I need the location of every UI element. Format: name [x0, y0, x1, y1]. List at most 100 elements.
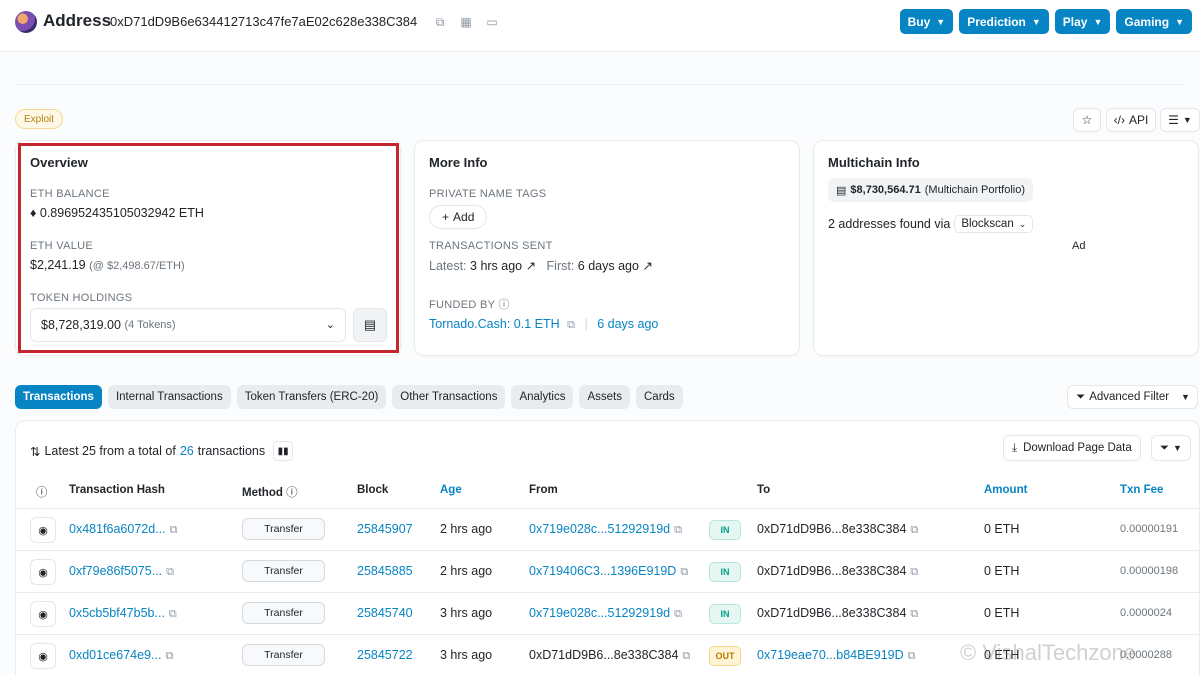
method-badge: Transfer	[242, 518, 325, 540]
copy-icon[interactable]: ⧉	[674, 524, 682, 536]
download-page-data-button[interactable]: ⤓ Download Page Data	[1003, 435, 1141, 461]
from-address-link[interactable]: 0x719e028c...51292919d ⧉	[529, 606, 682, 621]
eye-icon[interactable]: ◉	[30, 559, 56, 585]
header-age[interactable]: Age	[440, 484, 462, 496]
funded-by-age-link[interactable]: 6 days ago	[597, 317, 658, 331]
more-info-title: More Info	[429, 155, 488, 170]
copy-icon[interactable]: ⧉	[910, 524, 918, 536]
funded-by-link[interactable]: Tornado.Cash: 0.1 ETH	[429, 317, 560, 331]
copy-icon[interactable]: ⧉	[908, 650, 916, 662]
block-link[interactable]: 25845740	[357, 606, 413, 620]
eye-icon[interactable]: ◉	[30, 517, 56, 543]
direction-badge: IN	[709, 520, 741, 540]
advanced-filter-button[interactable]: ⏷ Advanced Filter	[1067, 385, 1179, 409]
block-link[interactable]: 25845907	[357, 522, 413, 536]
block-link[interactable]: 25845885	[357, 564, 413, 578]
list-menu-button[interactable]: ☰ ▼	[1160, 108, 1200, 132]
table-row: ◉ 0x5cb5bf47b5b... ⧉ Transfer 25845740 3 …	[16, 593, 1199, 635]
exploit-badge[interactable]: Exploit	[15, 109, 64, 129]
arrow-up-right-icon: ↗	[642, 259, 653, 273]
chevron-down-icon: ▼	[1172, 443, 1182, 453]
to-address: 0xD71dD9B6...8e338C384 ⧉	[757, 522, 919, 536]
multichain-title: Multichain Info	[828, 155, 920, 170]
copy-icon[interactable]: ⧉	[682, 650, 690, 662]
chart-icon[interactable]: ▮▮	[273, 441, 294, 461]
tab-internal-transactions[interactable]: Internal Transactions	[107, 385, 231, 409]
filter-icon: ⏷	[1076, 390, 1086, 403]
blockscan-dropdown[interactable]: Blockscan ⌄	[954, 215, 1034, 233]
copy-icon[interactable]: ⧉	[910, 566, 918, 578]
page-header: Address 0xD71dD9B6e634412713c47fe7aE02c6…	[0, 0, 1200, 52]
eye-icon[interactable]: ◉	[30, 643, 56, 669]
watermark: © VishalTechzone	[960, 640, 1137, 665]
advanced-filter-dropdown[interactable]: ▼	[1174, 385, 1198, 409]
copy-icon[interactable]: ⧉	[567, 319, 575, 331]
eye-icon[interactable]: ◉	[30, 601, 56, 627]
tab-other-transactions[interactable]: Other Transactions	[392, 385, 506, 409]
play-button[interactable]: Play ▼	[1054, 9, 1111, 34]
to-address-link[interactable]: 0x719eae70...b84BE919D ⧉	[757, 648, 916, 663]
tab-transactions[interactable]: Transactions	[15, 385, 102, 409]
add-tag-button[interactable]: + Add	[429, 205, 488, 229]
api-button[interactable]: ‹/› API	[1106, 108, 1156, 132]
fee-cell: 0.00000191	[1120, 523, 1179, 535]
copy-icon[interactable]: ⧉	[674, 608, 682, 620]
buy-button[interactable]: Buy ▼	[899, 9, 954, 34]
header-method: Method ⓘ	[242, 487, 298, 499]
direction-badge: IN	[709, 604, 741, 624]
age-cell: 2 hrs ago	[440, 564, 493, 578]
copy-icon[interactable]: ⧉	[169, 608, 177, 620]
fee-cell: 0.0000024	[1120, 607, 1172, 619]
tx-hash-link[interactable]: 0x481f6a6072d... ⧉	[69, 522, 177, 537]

▶ _Task to complete_
Rewrite the items from the line with "518, 325, 540]" to the line with "650, 916, 662]", replacing "copy-icon" with "clipboard-icon" and leaving everything else as it is.

▶ _Output of the task_
method-badge: Transfer	[242, 518, 325, 540]
clipboard-icon[interactable]: ⧉	[674, 524, 682, 536]
download-page-data-button[interactable]: ⤓ Download Page Data	[1003, 435, 1141, 461]
from-address-link[interactable]: 0x719e028c...51292919d ⧉	[529, 606, 682, 621]
eye-icon[interactable]: ◉	[30, 559, 56, 585]
header-age[interactable]: Age	[440, 484, 462, 496]
funded-by-age-link[interactable]: 6 days ago	[597, 317, 658, 331]
more-info-title: More Info	[429, 155, 488, 170]
clipboard-icon[interactable]: ⧉	[910, 524, 918, 536]
funded-by-link[interactable]: Tornado.Cash: 0.1 ETH	[429, 317, 560, 331]
clipboard-icon[interactable]: ⧉	[908, 650, 916, 662]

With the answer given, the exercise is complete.